In the material below, identify each line bearing the word "キャッシュ". Reproduce those lines.

***** Data provided *****

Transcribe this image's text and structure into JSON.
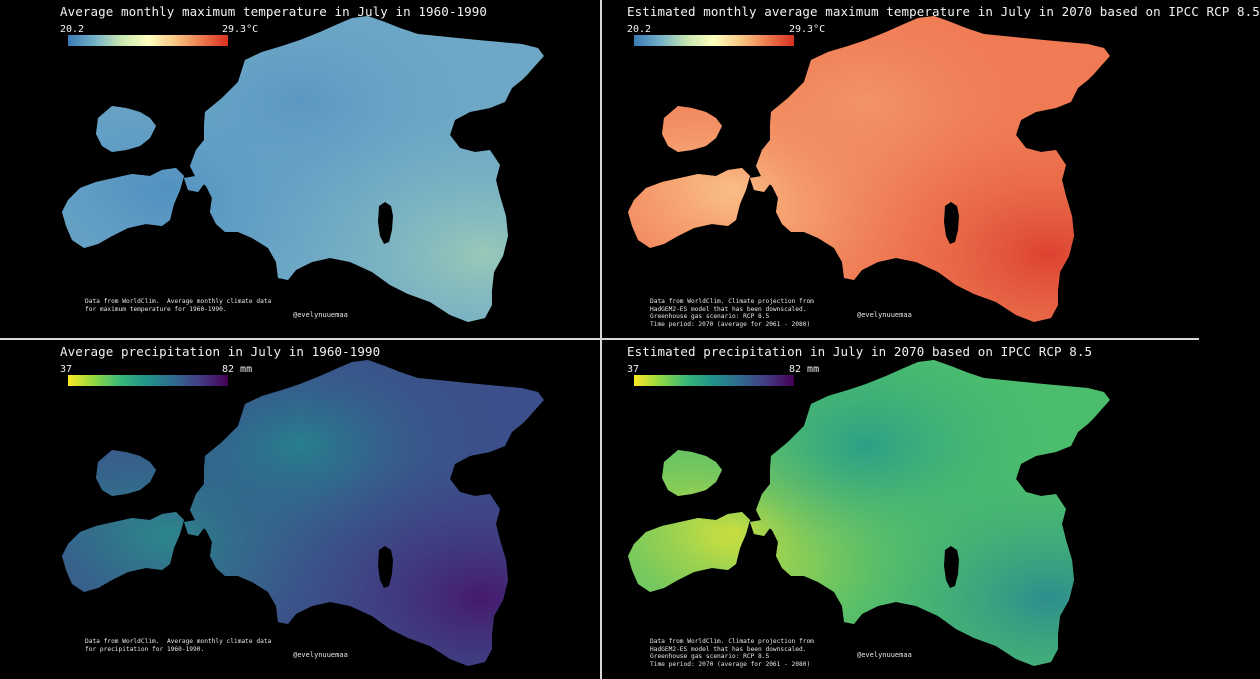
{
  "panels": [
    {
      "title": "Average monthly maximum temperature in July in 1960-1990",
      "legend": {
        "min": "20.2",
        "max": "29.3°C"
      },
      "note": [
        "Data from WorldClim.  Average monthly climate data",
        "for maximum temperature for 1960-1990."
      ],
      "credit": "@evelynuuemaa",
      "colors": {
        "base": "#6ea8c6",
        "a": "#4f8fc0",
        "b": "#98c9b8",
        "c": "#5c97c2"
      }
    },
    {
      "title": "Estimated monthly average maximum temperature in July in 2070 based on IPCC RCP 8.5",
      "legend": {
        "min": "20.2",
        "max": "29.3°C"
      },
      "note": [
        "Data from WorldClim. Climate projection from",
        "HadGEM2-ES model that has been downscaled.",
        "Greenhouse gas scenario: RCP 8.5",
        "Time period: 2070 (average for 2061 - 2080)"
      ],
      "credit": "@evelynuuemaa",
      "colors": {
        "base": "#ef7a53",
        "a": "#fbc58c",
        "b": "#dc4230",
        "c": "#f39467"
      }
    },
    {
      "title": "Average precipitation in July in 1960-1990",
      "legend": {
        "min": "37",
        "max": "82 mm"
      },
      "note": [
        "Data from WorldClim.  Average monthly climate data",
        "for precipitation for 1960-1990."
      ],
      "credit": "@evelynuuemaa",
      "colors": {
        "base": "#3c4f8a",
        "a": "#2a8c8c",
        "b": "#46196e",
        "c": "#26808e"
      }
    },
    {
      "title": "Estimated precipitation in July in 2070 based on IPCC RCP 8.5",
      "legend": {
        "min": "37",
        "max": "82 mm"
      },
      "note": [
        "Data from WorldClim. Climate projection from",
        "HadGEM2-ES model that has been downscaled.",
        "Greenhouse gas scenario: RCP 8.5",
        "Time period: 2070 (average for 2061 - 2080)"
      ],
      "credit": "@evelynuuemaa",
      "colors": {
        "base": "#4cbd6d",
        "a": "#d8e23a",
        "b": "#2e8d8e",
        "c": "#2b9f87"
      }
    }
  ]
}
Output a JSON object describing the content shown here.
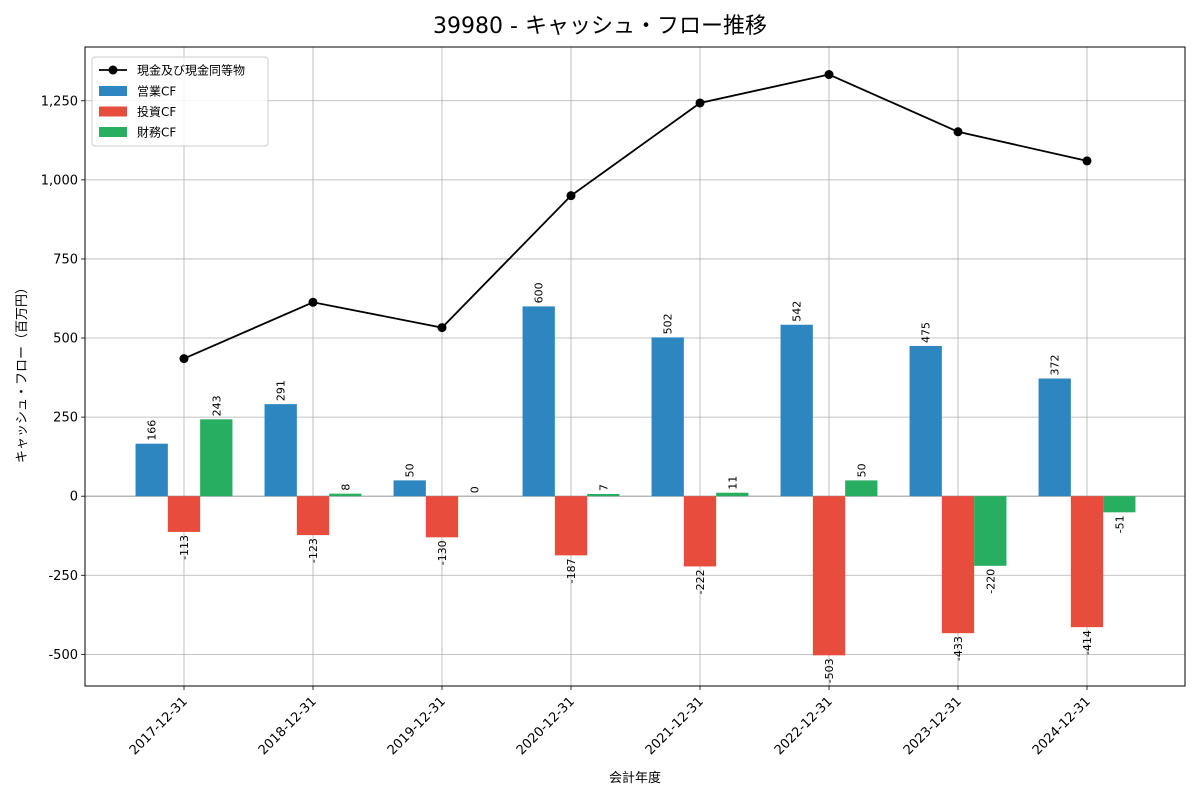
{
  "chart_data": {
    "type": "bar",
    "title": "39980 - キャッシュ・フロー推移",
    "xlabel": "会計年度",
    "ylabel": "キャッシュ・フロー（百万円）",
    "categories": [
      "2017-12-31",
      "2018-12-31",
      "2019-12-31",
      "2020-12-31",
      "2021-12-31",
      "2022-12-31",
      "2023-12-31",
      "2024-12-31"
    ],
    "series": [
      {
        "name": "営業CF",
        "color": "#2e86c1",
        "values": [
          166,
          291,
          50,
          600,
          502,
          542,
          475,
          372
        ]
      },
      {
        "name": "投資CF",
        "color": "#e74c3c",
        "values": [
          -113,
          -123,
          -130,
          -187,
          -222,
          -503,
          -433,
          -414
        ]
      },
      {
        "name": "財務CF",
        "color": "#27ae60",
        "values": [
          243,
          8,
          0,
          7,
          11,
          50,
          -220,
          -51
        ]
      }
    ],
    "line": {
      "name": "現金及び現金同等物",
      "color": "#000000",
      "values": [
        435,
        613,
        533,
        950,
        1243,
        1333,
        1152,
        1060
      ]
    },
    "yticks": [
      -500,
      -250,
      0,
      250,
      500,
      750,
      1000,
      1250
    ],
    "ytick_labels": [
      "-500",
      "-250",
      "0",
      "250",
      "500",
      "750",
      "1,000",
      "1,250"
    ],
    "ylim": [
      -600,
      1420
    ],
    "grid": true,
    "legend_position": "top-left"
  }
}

*****

Exercise answer:
    "title": "39980 - キャッシュ・フロー推移",
    "ylabel": "キャッシュ・フロー（百万円）",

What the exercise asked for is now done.